GIVEN REQUEST:
Everything in the data should be repeated exactly, save for the images.

Part of a data file
⟨
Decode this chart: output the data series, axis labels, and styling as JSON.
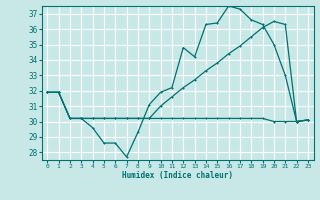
{
  "title": "",
  "xlabel": "Humidex (Indice chaleur)",
  "ylabel": "",
  "bg_color": "#c8e8e8",
  "grid_color": "#ffffff",
  "line_color": "#007070",
  "xlim": [
    -0.5,
    23.5
  ],
  "ylim": [
    27.5,
    37.5
  ],
  "xticks": [
    0,
    1,
    2,
    3,
    4,
    5,
    6,
    7,
    8,
    9,
    10,
    11,
    12,
    13,
    14,
    15,
    16,
    17,
    18,
    19,
    20,
    21,
    22,
    23
  ],
  "yticks": [
    28,
    29,
    30,
    31,
    32,
    33,
    34,
    35,
    36,
    37
  ],
  "line1_x": [
    0,
    1,
    2,
    3,
    4,
    5,
    6,
    7,
    8,
    9,
    10,
    11,
    12,
    13,
    14,
    15,
    16,
    17,
    18,
    19,
    20,
    21,
    22,
    23
  ],
  "line1_y": [
    31.9,
    31.9,
    30.2,
    30.2,
    30.2,
    30.2,
    30.2,
    30.2,
    30.2,
    30.2,
    30.2,
    30.2,
    30.2,
    30.2,
    30.2,
    30.2,
    30.2,
    30.2,
    30.2,
    30.2,
    30.0,
    30.0,
    30.0,
    30.1
  ],
  "line2_x": [
    0,
    1,
    2,
    3,
    4,
    5,
    6,
    7,
    8,
    9,
    10,
    11,
    12,
    13,
    14,
    15,
    16,
    17,
    18,
    19,
    20,
    21,
    22,
    23
  ],
  "line2_y": [
    31.9,
    31.9,
    30.2,
    30.2,
    29.6,
    28.6,
    28.6,
    27.7,
    29.3,
    31.1,
    31.9,
    32.2,
    34.8,
    34.2,
    36.3,
    36.4,
    37.5,
    37.3,
    36.6,
    36.3,
    35.0,
    33.0,
    30.0,
    30.1
  ],
  "line3_x": [
    0,
    1,
    2,
    3,
    4,
    5,
    6,
    7,
    8,
    9,
    10,
    11,
    12,
    13,
    14,
    15,
    16,
    17,
    18,
    19,
    20,
    21,
    22,
    23
  ],
  "line3_y": [
    31.9,
    31.9,
    30.2,
    30.2,
    30.2,
    30.2,
    30.2,
    30.2,
    30.2,
    30.2,
    31.0,
    31.6,
    32.2,
    32.7,
    33.3,
    33.8,
    34.4,
    34.9,
    35.5,
    36.1,
    36.5,
    36.3,
    30.0,
    30.1
  ]
}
⟩
THE ANSWER:
Decode this chart: output the data series, axis labels, and styling as JSON.
{
  "title": "",
  "xlabel": "Humidex (Indice chaleur)",
  "ylabel": "",
  "bg_color": "#c8e8e8",
  "grid_color": "#ffffff",
  "line_color": "#007070",
  "xlim": [
    -0.5,
    23.5
  ],
  "ylim": [
    27.5,
    37.5
  ],
  "xticks": [
    0,
    1,
    2,
    3,
    4,
    5,
    6,
    7,
    8,
    9,
    10,
    11,
    12,
    13,
    14,
    15,
    16,
    17,
    18,
    19,
    20,
    21,
    22,
    23
  ],
  "yticks": [
    28,
    29,
    30,
    31,
    32,
    33,
    34,
    35,
    36,
    37
  ],
  "line1_x": [
    0,
    1,
    2,
    3,
    4,
    5,
    6,
    7,
    8,
    9,
    10,
    11,
    12,
    13,
    14,
    15,
    16,
    17,
    18,
    19,
    20,
    21,
    22,
    23
  ],
  "line1_y": [
    31.9,
    31.9,
    30.2,
    30.2,
    30.2,
    30.2,
    30.2,
    30.2,
    30.2,
    30.2,
    30.2,
    30.2,
    30.2,
    30.2,
    30.2,
    30.2,
    30.2,
    30.2,
    30.2,
    30.2,
    30.0,
    30.0,
    30.0,
    30.1
  ],
  "line2_x": [
    0,
    1,
    2,
    3,
    4,
    5,
    6,
    7,
    8,
    9,
    10,
    11,
    12,
    13,
    14,
    15,
    16,
    17,
    18,
    19,
    20,
    21,
    22,
    23
  ],
  "line2_y": [
    31.9,
    31.9,
    30.2,
    30.2,
    29.6,
    28.6,
    28.6,
    27.7,
    29.3,
    31.1,
    31.9,
    32.2,
    34.8,
    34.2,
    36.3,
    36.4,
    37.5,
    37.3,
    36.6,
    36.3,
    35.0,
    33.0,
    30.0,
    30.1
  ],
  "line3_x": [
    0,
    1,
    2,
    3,
    4,
    5,
    6,
    7,
    8,
    9,
    10,
    11,
    12,
    13,
    14,
    15,
    16,
    17,
    18,
    19,
    20,
    21,
    22,
    23
  ],
  "line3_y": [
    31.9,
    31.9,
    30.2,
    30.2,
    30.2,
    30.2,
    30.2,
    30.2,
    30.2,
    30.2,
    31.0,
    31.6,
    32.2,
    32.7,
    33.3,
    33.8,
    34.4,
    34.9,
    35.5,
    36.1,
    36.5,
    36.3,
    30.0,
    30.1
  ]
}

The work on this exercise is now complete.